■ **INSTRUCTIONS TO FOLLOW**
Render every entry exactly as it appears.

■ **Dataset entries on figures**
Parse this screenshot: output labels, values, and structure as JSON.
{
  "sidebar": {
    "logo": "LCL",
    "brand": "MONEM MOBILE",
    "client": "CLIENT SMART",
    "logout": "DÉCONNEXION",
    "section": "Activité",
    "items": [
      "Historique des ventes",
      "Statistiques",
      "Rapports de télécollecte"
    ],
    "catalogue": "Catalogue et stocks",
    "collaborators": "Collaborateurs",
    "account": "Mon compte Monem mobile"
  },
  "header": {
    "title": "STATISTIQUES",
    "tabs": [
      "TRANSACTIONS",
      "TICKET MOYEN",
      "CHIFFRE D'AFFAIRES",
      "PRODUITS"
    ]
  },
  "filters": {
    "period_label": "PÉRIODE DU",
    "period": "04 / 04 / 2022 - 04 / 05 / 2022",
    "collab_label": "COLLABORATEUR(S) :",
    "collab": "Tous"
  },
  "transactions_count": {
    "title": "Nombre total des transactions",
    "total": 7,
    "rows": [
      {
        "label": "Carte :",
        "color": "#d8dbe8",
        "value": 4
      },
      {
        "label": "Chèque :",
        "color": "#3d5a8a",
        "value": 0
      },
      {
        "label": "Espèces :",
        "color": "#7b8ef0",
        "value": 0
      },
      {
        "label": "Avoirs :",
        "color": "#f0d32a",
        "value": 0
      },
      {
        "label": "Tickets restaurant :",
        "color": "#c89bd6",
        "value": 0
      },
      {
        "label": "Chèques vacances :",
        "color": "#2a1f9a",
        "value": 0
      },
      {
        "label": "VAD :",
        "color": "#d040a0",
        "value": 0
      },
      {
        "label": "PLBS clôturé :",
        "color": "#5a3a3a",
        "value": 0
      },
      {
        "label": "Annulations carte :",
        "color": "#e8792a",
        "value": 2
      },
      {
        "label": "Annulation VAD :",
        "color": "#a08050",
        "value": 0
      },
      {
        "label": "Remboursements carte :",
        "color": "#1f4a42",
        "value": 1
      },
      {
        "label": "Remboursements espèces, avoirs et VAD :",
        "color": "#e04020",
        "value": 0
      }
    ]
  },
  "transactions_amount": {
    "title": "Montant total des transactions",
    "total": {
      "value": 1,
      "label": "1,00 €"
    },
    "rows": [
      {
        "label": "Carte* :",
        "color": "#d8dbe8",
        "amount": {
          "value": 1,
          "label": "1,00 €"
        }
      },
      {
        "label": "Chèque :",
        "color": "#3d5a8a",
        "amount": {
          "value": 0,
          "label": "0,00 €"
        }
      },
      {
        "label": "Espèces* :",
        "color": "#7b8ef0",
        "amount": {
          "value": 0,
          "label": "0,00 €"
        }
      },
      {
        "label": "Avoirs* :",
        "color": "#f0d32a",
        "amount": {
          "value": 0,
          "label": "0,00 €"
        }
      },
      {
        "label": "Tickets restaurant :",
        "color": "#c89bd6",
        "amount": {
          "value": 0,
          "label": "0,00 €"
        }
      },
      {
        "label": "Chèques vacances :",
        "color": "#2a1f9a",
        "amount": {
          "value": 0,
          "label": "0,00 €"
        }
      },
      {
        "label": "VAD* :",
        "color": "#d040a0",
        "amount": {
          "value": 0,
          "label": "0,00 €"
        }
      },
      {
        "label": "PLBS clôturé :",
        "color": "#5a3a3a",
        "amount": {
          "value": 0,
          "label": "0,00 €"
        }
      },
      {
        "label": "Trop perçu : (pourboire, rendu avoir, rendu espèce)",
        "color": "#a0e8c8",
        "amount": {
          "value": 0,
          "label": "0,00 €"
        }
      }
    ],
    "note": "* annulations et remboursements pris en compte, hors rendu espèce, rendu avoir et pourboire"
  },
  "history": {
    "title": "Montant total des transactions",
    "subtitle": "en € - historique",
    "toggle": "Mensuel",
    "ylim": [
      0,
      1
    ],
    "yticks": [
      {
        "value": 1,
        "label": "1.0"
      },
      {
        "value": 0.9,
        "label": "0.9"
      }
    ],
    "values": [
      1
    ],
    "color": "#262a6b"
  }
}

■ **COMPLETE RESPONSE**
Parse this screenshot: output labels, values, and structure as JSON.
{
  "sidebar": {
    "logo": "LCL",
    "brand": "MONEM MOBILE",
    "client": "CLIENT SMART",
    "logout": "DÉCONNEXION",
    "section": "Activité",
    "items": [
      "Historique des ventes",
      "Statistiques",
      "Rapports de télécollecte"
    ],
    "catalogue": "Catalogue et stocks",
    "collaborators": "Collaborateurs",
    "account": "Mon compte Monem mobile"
  },
  "header": {
    "title": "STATISTIQUES",
    "tabs": [
      "TRANSACTIONS",
      "TICKET MOYEN",
      "CHIFFRE D'AFFAIRES",
      "PRODUITS"
    ]
  },
  "filters": {
    "period_label": "PÉRIODE DU",
    "period": "04 / 04 / 2022 - 04 / 05 / 2022",
    "collab_label": "COLLABORATEUR(S) :",
    "collab": "Tous"
  },
  "transactions_count": {
    "title": "Nombre total des transactions",
    "total": 7,
    "rows": [
      {
        "label": "Carte :",
        "color": "#d8dbe8",
        "value": 4
      },
      {
        "label": "Chèque :",
        "color": "#3d5a8a",
        "value": 0
      },
      {
        "label": "Espèces :",
        "color": "#7b8ef0",
        "value": 0
      },
      {
        "label": "Avoirs :",
        "color": "#f0d32a",
        "value": 0
      },
      {
        "label": "Tickets restaurant :",
        "color": "#c89bd6",
        "value": 0
      },
      {
        "label": "Chèques vacances :",
        "color": "#2a1f9a",
        "value": 0
      },
      {
        "label": "VAD :",
        "color": "#d040a0",
        "value": 0
      },
      {
        "label": "PLBS clôturé :",
        "color": "#5a3a3a",
        "value": 0
      },
      {
        "label": "Annulations carte :",
        "color": "#e8792a",
        "value": 2
      },
      {
        "label": "Annulation VAD :",
        "color": "#a08050",
        "value": 0
      },
      {
        "label": "Remboursements carte :",
        "color": "#1f4a42",
        "value": 1
      },
      {
        "label": "Remboursements espèces, avoirs et VAD :",
        "color": "#e04020",
        "value": 0
      }
    ]
  },
  "transactions_amount": {
    "title": "Montant total des transactions",
    "total": {
      "value": 1,
      "label": "1,00 €"
    },
    "rows": [
      {
        "label": "Carte* :",
        "color": "#d8dbe8",
        "amount": {
          "value": 1,
          "label": "1,00 €"
        }
      },
      {
        "label": "Chèque :",
        "color": "#3d5a8a",
        "amount": {
          "value": 0,
          "label": "0,00 €"
        }
      },
      {
        "label": "Espèces* :",
        "color": "#7b8ef0",
        "amount": {
          "value": 0,
          "label": "0,00 €"
        }
      },
      {
        "label": "Avoirs* :",
        "color": "#f0d32a",
        "amount": {
          "value": 0,
          "label": "0,00 €"
        }
      },
      {
        "label": "Tickets restaurant :",
        "color": "#c89bd6",
        "amount": {
          "value": 0,
          "label": "0,00 €"
        }
      },
      {
        "label": "Chèques vacances :",
        "color": "#2a1f9a",
        "amount": {
          "value": 0,
          "label": "0,00 €"
        }
      },
      {
        "label": "VAD* :",
        "color": "#d040a0",
        "amount": {
          "value": 0,
          "label": "0,00 €"
        }
      },
      {
        "label": "PLBS clôturé :",
        "color": "#5a3a3a",
        "amount": {
          "value": 0,
          "label": "0,00 €"
        }
      },
      {
        "label": "Trop perçu : (pourboire, rendu avoir, rendu espèce)",
        "color": "#a0e8c8",
        "amount": {
          "value": 0,
          "label": "0,00 €"
        }
      }
    ],
    "note": "* annulations et remboursements pris en compte, hors rendu espèce, rendu avoir et pourboire"
  },
  "history": {
    "title": "Montant total des transactions",
    "subtitle": "en € - historique",
    "toggle": "Mensuel",
    "ylim": [
      0,
      1
    ],
    "yticks": [
      {
        "value": 1,
        "label": "1.0"
      },
      {
        "value": 0.9,
        "label": "0.9"
      }
    ],
    "values": [
      1
    ],
    "color": "#262a6b"
  }
}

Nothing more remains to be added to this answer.